### What you will do:
Provide nothing but the number of lines containing the string "title".
**** Data supplied ****
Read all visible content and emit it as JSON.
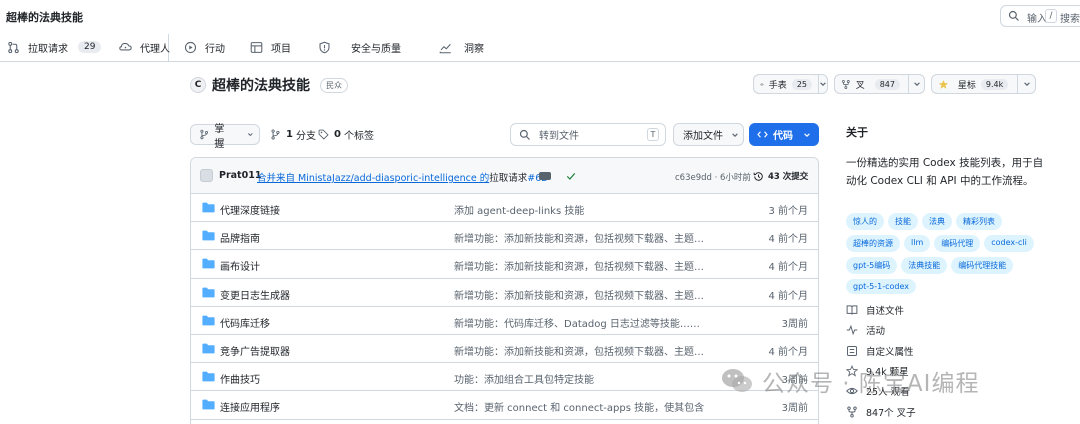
{
  "header": {
    "title": "超棒的法典技能",
    "search_label": "输入",
    "search_key": "/",
    "search_label2": "搜索"
  },
  "nav": {
    "items": [
      {
        "label": "拉取请求",
        "count": "29",
        "icon": "pull-request-icon"
      },
      {
        "label": "代理人",
        "icon": "agent-icon"
      },
      {
        "label": "行动",
        "icon": "actions-icon"
      },
      {
        "label": "项目",
        "icon": "projects-icon"
      },
      {
        "label": "安全与质量",
        "icon": "shield-icon"
      },
      {
        "label": "洞察",
        "icon": "graph-icon"
      }
    ]
  },
  "repo": {
    "avatar_letter": "C",
    "name": "超棒的法典技能",
    "visibility": "民众",
    "watch_label": "手表",
    "watch_count": "25",
    "fork_label": "叉",
    "fork_count": "847",
    "star_label": "星标",
    "star_count": "9.4k"
  },
  "toolbar": {
    "branch": "掌握",
    "branches_count": "1",
    "branches_label": "分支",
    "tags_count": "0",
    "tags_label": "个标签",
    "goto_placeholder": "转到文件",
    "goto_key": "T",
    "add_file": "添加文件",
    "code": "代码"
  },
  "commit": {
    "author": "Prat011",
    "msg_link": "合并来自 MinistaJazz/add-diasporic-intelligence 的",
    "msg_tail": "拉取请求",
    "pr_link": "#62",
    "hash_time": "c63e9dd · 6小时前",
    "history": "43 次提交"
  },
  "files": [
    {
      "name": "代理深度链接",
      "msg": "添加 agent-deep-links 技能",
      "time": "3 前个月"
    },
    {
      "name": "品牌指南",
      "msg": "新增功能：添加新技能和资源，包括视频下载器、主题……",
      "time": "4 前个月"
    },
    {
      "name": "画布设计",
      "msg": "新增功能：添加新技能和资源，包括视频下载器、主题……",
      "time": "4 前个月"
    },
    {
      "name": "变更日志生成器",
      "msg": "新增功能：添加新技能和资源，包括视频下载器、主题……",
      "time": "4 前个月"
    },
    {
      "name": "代码库迁移",
      "msg": "新增功能：代码库迁移、Datadog 日志过滤等技能……",
      "time": "3周前"
    },
    {
      "name": "竞争广告提取器",
      "msg": "新增功能：添加新技能和资源，包括视频下载器、主题……",
      "time": "4 前个月"
    },
    {
      "name": "作曲技巧",
      "msg": "功能：添加组合工具包特定技能",
      "time": "3周前"
    },
    {
      "name": "连接应用程序",
      "msg": "文档：更新 connect 和 connect-apps 技能，使其包含 Comp…",
      "time": "3周前"
    }
  ],
  "about": {
    "title": "关于",
    "description": "一份精选的实用 Codex 技能列表，用于自动化 Codex CLI 和 API 中的工作流程。",
    "topics": [
      "惊人的",
      "技能",
      "法典",
      "精彩列表",
      "超棒的资源",
      "llm",
      "编码代理",
      "codex-cli",
      "gpt-5编码",
      "法典技能",
      "编码代理技能",
      "gpt-5-1-codex"
    ],
    "stats": [
      {
        "label": "自述文件",
        "icon": "book-icon"
      },
      {
        "label": "活动",
        "icon": "pulse-icon"
      },
      {
        "label": "自定义属性",
        "icon": "properties-icon"
      },
      {
        "label": "9.4k 颗星",
        "icon": "star-icon"
      },
      {
        "label": "25人 观看",
        "icon": "eye-icon"
      },
      {
        "label": "847个 叉子",
        "icon": "fork-icon"
      }
    ]
  },
  "watermark": {
    "text": "公众号 · 陈宝AI编程"
  }
}
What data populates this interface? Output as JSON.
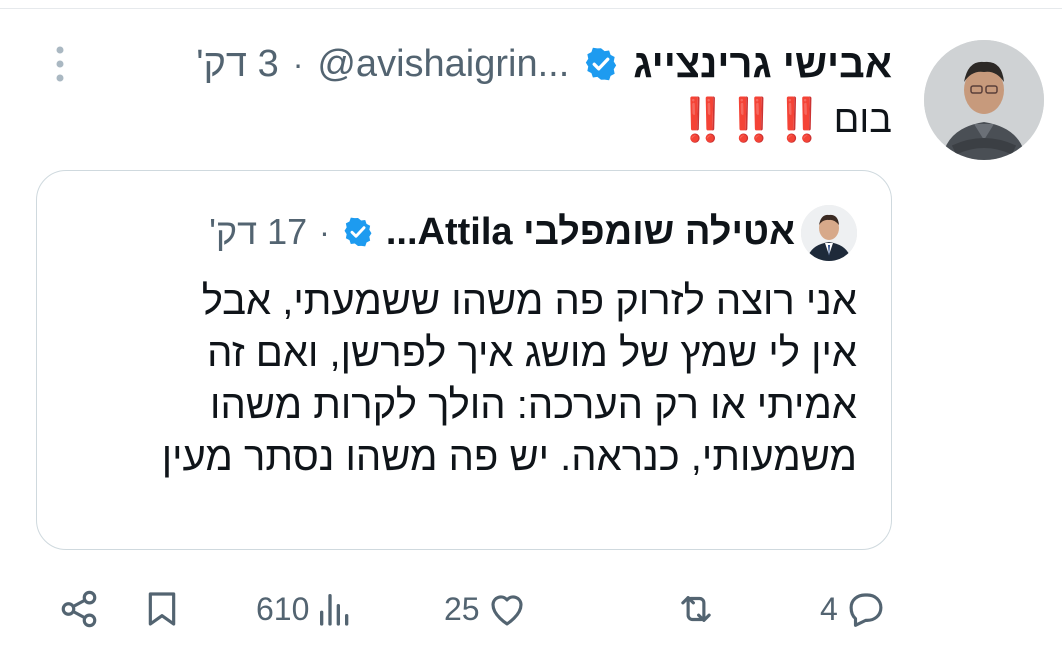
{
  "author": {
    "name": "אבישי גרינצייג",
    "handle": "@avishaigrin...",
    "separator": "·",
    "time": "3 דק'"
  },
  "tweet": {
    "text": "בום",
    "emphasis": "‼️‼️‼️"
  },
  "quoted": {
    "name": "אטילה שומפלבי Attila...",
    "separator": "·",
    "time": "17 דק'",
    "lines": [
      "אני רוצה לזרוק פה משהו ששמעתי, אבל",
      "אין לי שמץ של מושג איך לפרשן, ואם זה",
      "אמיתי או רק הערכה: הולך לקרות משהו",
      "משמעותי, כנראה. יש פה משהו נסתר מעין"
    ]
  },
  "actions": {
    "replies": "4",
    "retweets": "",
    "likes": "25",
    "views": "610"
  },
  "icons": [
    "more-vertical-icon",
    "verified-badge-icon",
    "reply-icon",
    "retweet-icon",
    "like-icon",
    "views-icon",
    "bookmark-icon",
    "share-icon"
  ],
  "colors": {
    "accent": "#1d9bf0",
    "muted": "#536471",
    "emphasis": "#e0245e"
  }
}
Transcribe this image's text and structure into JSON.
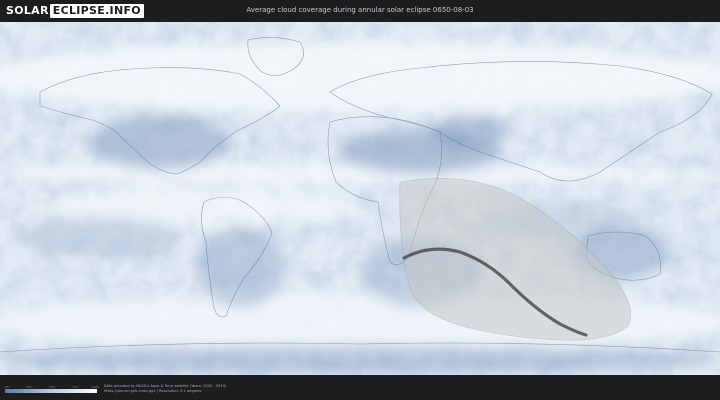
{
  "header": {
    "logo_solar": "SOLAR",
    "logo_eclipse": "ECLIPSE.INFO",
    "title": "Average cloud coverage during annular solar eclipse 0650-08-03"
  },
  "legend": {
    "ticks": [
      "0%",
      "25%",
      "50%",
      "75%",
      "100%"
    ],
    "colors": {
      "low": "#5a7aa6",
      "mid": "#b7c9dc",
      "high": "#ffffff"
    }
  },
  "credits": {
    "line1": "Data provided by NASA's Aqua & Terra satellite (Years: 2000 - 2019)",
    "line2": "https://neo.sci.gsfc.nasa.gov | Resolution: 0.1 degrees"
  },
  "colors": {
    "background": "#1c1d1f",
    "ocean_base": "#e3ebf4",
    "cloud_low": "#6d8cb6",
    "eclipse_zone": "#c6c8c9",
    "path": "#4d4d50"
  }
}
****
### Solution for this task:
3